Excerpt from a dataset
##############################
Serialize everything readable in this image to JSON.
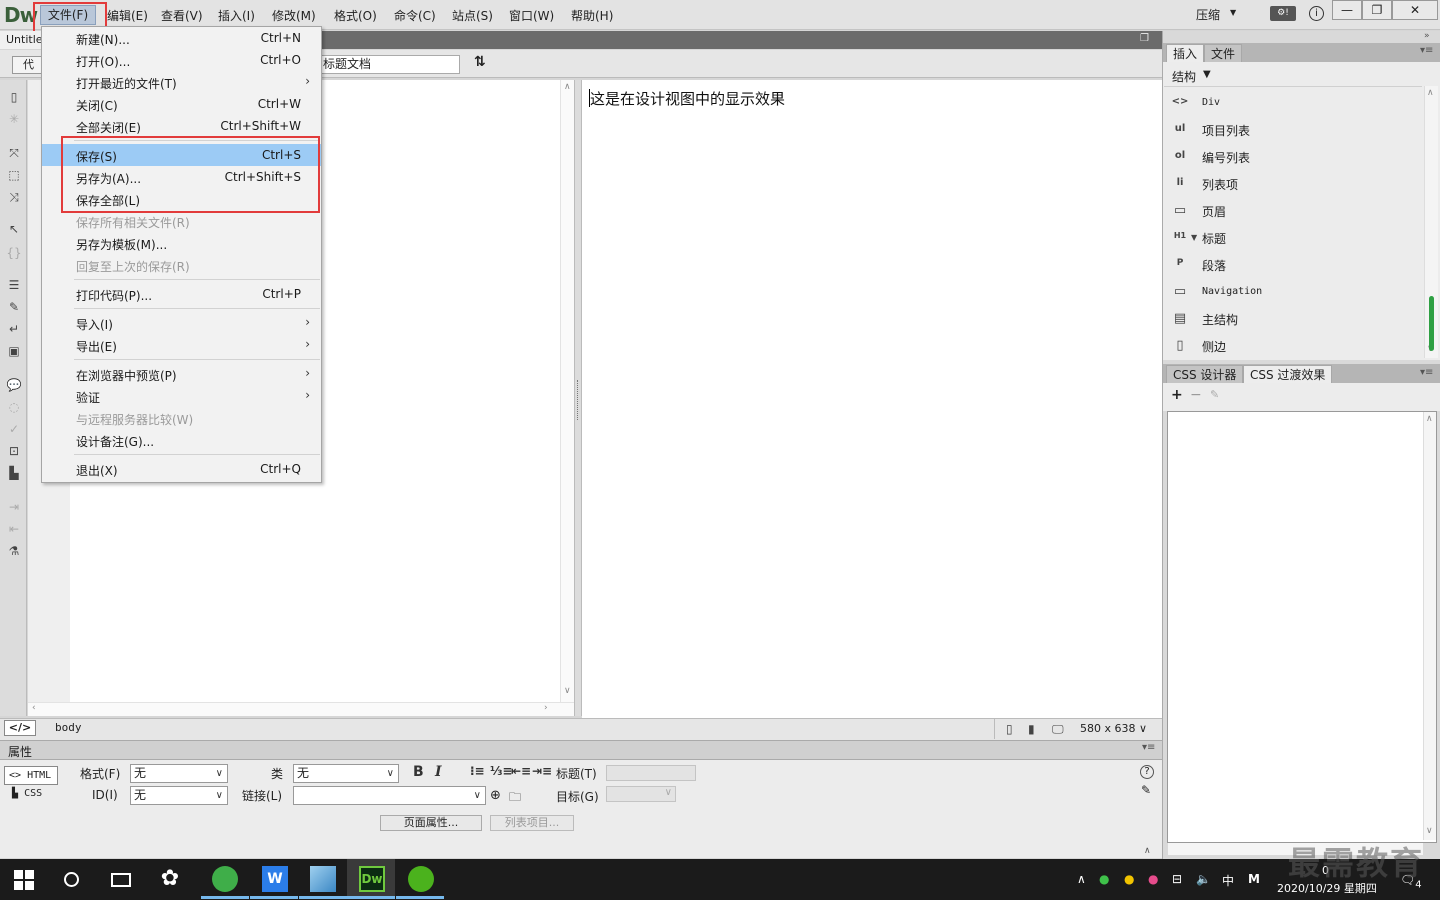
{
  "app": {
    "logo": "Dw",
    "menus": [
      "文件(F)",
      "编辑(E)",
      "查看(V)",
      "插入(I)",
      "修改(M)",
      "格式(O)",
      "命令(C)",
      "站点(S)",
      "窗口(W)",
      "帮助(H)"
    ],
    "layout_label": "压缩",
    "window_controls": [
      "—",
      "❐",
      "✕"
    ]
  },
  "document": {
    "tab_name": "Untitled",
    "code_button_label": "代码",
    "title_value": "标题文档",
    "design_text": "这是在设计视图中的显示效果"
  },
  "file_menu": {
    "items": [
      {
        "label": "新建(N)...",
        "shortcut": "Ctrl+N"
      },
      {
        "label": "打开(O)...",
        "shortcut": "Ctrl+O"
      },
      {
        "label": "打开最近的文件(T)",
        "shortcut": "",
        "submenu": "›"
      },
      {
        "label": "关闭(C)",
        "shortcut": "Ctrl+W"
      },
      {
        "label": "全部关闭(E)",
        "shortcut": "Ctrl+Shift+W"
      },
      {
        "label": "保存(S)",
        "shortcut": "Ctrl+S"
      },
      {
        "label": "另存为(A)...",
        "shortcut": "Ctrl+Shift+S"
      },
      {
        "label": "保存全部(L)",
        "shortcut": ""
      },
      {
        "label": "保存所有相关文件(R)",
        "shortcut": ""
      },
      {
        "label": "另存为模板(M)...",
        "shortcut": ""
      },
      {
        "label": "回复至上次的保存(R)",
        "shortcut": ""
      },
      {
        "label": "打印代码(P)...",
        "shortcut": "Ctrl+P"
      },
      {
        "label": "导入(I)",
        "shortcut": "",
        "submenu": "›"
      },
      {
        "label": "导出(E)",
        "shortcut": "",
        "submenu": "›"
      },
      {
        "label": "在浏览器中预览(P)",
        "shortcut": "",
        "submenu": "›"
      },
      {
        "label": "验证",
        "shortcut": "",
        "submenu": "›"
      },
      {
        "label": "与远程服务器比较(W)",
        "shortcut": ""
      },
      {
        "label": "设计备注(G)...",
        "shortcut": ""
      },
      {
        "label": "退出(X)",
        "shortcut": "Ctrl+Q"
      }
    ]
  },
  "statusbar": {
    "tag_icon": "</>",
    "tag": "body",
    "size": "580 x 638"
  },
  "properties": {
    "title": "属性",
    "html_label": "HTML",
    "css_label": "CSS",
    "format_label": "格式(F)",
    "format_value": "无",
    "id_label": "ID(I)",
    "id_value": "无",
    "class_label": "类",
    "class_value": "无",
    "link_label": "链接(L)",
    "title_label": "标题(T)",
    "target_label": "目标(G)",
    "page_props_button": "页面属性...",
    "list_items_button": "列表项目..."
  },
  "insert_panel": {
    "tabs": [
      "插入",
      "文件"
    ],
    "category": "结构",
    "items": [
      {
        "icon": "<>",
        "label": "Div"
      },
      {
        "icon": "ul",
        "label": "项目列表"
      },
      {
        "icon": "ol",
        "label": "编号列表"
      },
      {
        "icon": "li",
        "label": "列表项"
      },
      {
        "icon": "▭",
        "label": "页眉"
      },
      {
        "icon": "H1",
        "label": "标题"
      },
      {
        "icon": "P",
        "label": "段落"
      },
      {
        "icon": "▭",
        "label": "Navigation"
      },
      {
        "icon": "▤",
        "label": "主结构"
      },
      {
        "icon": "▯",
        "label": "侧边"
      }
    ]
  },
  "css_panel": {
    "tabs": [
      "CSS 设计器",
      "CSS 过渡效果"
    ]
  },
  "taskbar": {
    "clock_time": "0",
    "clock_date": "2020/10/29 星期四",
    "ime": "中",
    "notifications": "4"
  },
  "watermark": "最需教育"
}
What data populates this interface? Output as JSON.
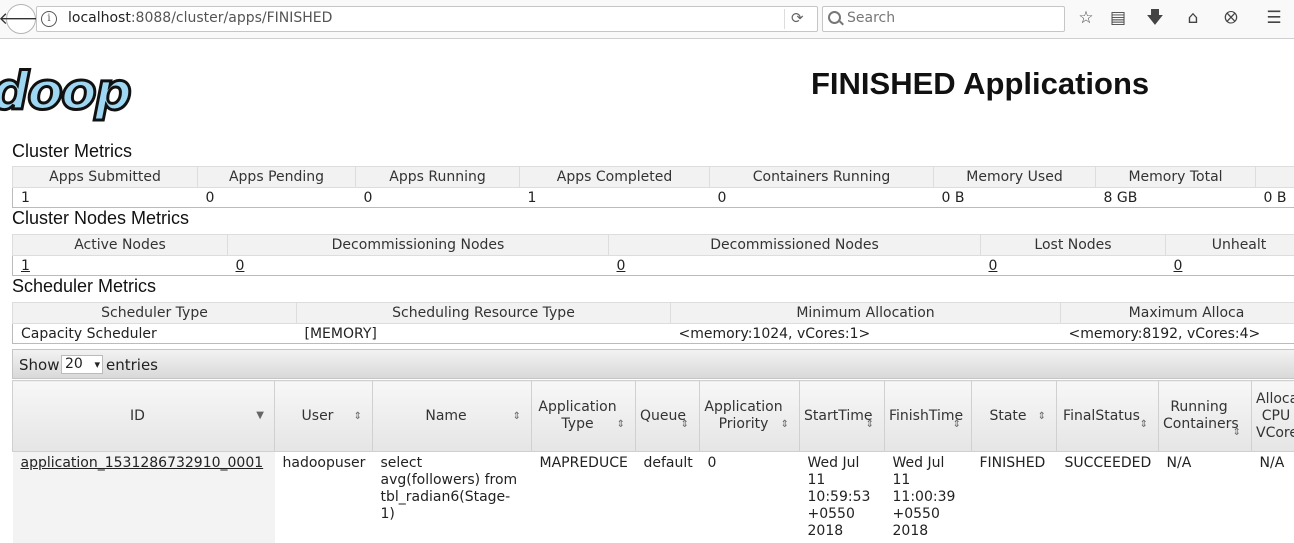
{
  "browser": {
    "url_host": "localhost",
    "url_rest": ":8088/cluster/apps/FINISHED",
    "search_placeholder": "Search"
  },
  "page": {
    "logo_text": "doop",
    "title": "FINISHED Applications"
  },
  "cluster_metrics": {
    "title": "Cluster Metrics",
    "headers": [
      "Apps Submitted",
      "Apps Pending",
      "Apps Running",
      "Apps Completed",
      "Containers Running",
      "Memory Used",
      "Memory Total",
      ""
    ],
    "values": [
      "1",
      "0",
      "0",
      "1",
      "0",
      "0 B",
      "8 GB",
      "0 B"
    ]
  },
  "cluster_nodes_metrics": {
    "title": "Cluster Nodes Metrics",
    "headers": [
      "Active Nodes",
      "Decommissioning Nodes",
      "Decommissioned Nodes",
      "Lost Nodes",
      "Unhealt"
    ],
    "values": [
      "1",
      "0",
      "0",
      "0",
      "0"
    ]
  },
  "scheduler_metrics": {
    "title": "Scheduler Metrics",
    "headers": [
      "Scheduler Type",
      "Scheduling Resource Type",
      "Minimum Allocation",
      "Maximum Alloca"
    ],
    "values": [
      "Capacity Scheduler",
      "[MEMORY]",
      "<memory:1024, vCores:1>",
      "<memory:8192, vCores:4>"
    ]
  },
  "table_controls": {
    "show_label": "Show",
    "page_length": "20",
    "entries_label": "entries"
  },
  "apps_table": {
    "headers": [
      "ID",
      "User",
      "Name",
      "Application Type",
      "Queue",
      "Application Priority",
      "StartTime",
      "FinishTime",
      "State",
      "FinalStatus",
      "Running Containers",
      "Alloca CPU VCore"
    ],
    "rows": [
      {
        "id": "application_1531286732910_0001",
        "user": "hadoopuser",
        "name": "select avg(followers) from tbl_radian6(Stage-1)",
        "type": "MAPREDUCE",
        "queue": "default",
        "priority": "0",
        "start": "Wed Jul 11 10:59:53 +0550 2018",
        "finish": "Wed Jul 11 11:00:39 +0550 2018",
        "state": "FINISHED",
        "final_status": "SUCCEEDED",
        "running_containers": "N/A",
        "allocated_cpu": "N/A"
      }
    ]
  }
}
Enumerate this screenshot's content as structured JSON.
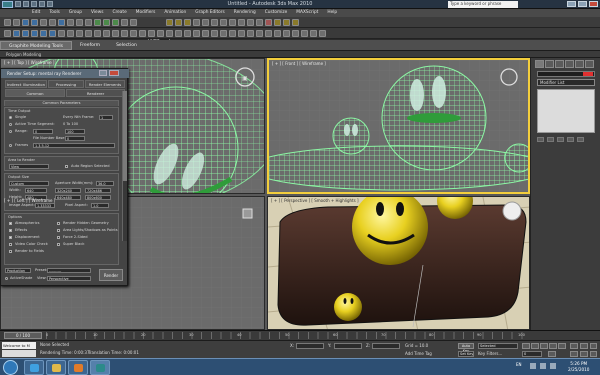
{
  "window": {
    "title": "Untitled - Autodesk 3ds Max 2010",
    "search_placeholder": "Type a keyword or phrase",
    "view_dropdown": "View"
  },
  "menu": [
    "Edit",
    "Tools",
    "Group",
    "Views",
    "Create",
    "Modifiers",
    "Animation",
    "Graph Editors",
    "Rendering",
    "Customize",
    "MAXScript",
    "Help"
  ],
  "ribbon": {
    "tabs": [
      "Graphite Modeling Tools",
      "Freeform",
      "Selection"
    ],
    "subtitle": "Polygon Modeling"
  },
  "viewports": {
    "top": {
      "label": "[ + ] [ Top ] [ Wireframe ]"
    },
    "front": {
      "label": "[ + ] [ Front ] [ Wireframe ]"
    },
    "left": {
      "label": "[ + ] [ Left ] [ Wireframe ]"
    },
    "perspective": {
      "label": "[ + ] [ Perspective ] [ Smooth + Highlights ]"
    }
  },
  "command_panel": {
    "modifier_list": "Modifier List",
    "accent_color": "#e03030"
  },
  "render_dialog": {
    "title": "Render Setup: mental ray Renderer",
    "tabs_row1": [
      "Indirect Illumination",
      "Processing",
      "Render Elements"
    ],
    "tabs_row2": [
      "Common",
      "Renderer"
    ],
    "rollout": "Common Parameters",
    "time_output": {
      "header": "Time Output",
      "single": "Single",
      "every_nth": "Every Nth Frame:",
      "every_nth_value": "1",
      "active": "Active Time Segment:",
      "active_range": "0 To 100",
      "range": "Range:",
      "range_from": "0",
      "range_to": "100",
      "file_number_base": "File Number Base:",
      "file_number_base_value": "0",
      "frames": "Frames",
      "frames_value": "1,3,5-12"
    },
    "area": {
      "header": "Area to Render",
      "value": "View",
      "auto_region": "Auto Region Selected"
    },
    "output_size": {
      "header": "Output Size",
      "preset": "Custom",
      "aperture_label": "Aperture Width(mm):",
      "aperture": "36.0",
      "width_label": "Width:",
      "width": "640",
      "height_label": "Height:",
      "height": "480",
      "presets": [
        "320x240",
        "720x486",
        "640x480",
        "800x600"
      ],
      "image_aspect_label": "Image Aspect:",
      "image_aspect": "1.33333",
      "pixel_aspect_label": "Pixel Aspect:",
      "pixel_aspect": "1.0"
    },
    "options": {
      "header": "Options",
      "items": [
        "Atmospherics",
        "Render Hidden Geometry",
        "Effects",
        "Area Lights/Shadows as Points",
        "Displacement",
        "Force 2-Sided",
        "Video Color Check",
        "Super Black",
        "Render to Fields"
      ]
    },
    "bottom": {
      "mode": "Production",
      "preset_label": "Preset:",
      "preset_value": "----------",
      "activeshade": "ActiveShade",
      "view_label": "View:",
      "view_value": "Perspective",
      "render_button": "Render"
    }
  },
  "timeline": {
    "slider": "0 / 100",
    "ticks": [
      "0",
      "10",
      "20",
      "30",
      "40",
      "50",
      "60",
      "70",
      "80",
      "90",
      "100"
    ]
  },
  "status": {
    "script_text": "Welcome to M",
    "selection": "None Selected",
    "rendering_time": "Rendering Time: 0:00:37",
    "translation_time": "Translation Time: 0:00:01",
    "x": "X:",
    "y": "Y:",
    "z": "Z:",
    "grid": "Grid = 10.0",
    "add_time_tag": "Add Time Tag",
    "auto_key": "Auto Key",
    "selected": "Selected",
    "set_key": "Set Key",
    "key_filters": "Key Filters...",
    "frame": "0"
  },
  "taskbar": {
    "lang": "EN",
    "time": "5:26 PM",
    "date": "2/25/2010"
  },
  "colors": {
    "wire_green": "#7df09a",
    "smiley_yellow": "#e8d020",
    "tray_brown": "#3a221a",
    "active_viewport": "#f3ce3c"
  }
}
##############################
§ Given exercise:
Tally the lines that hold the string "Untitled" and state the total, nothing more.

§ Response for this exercise:
2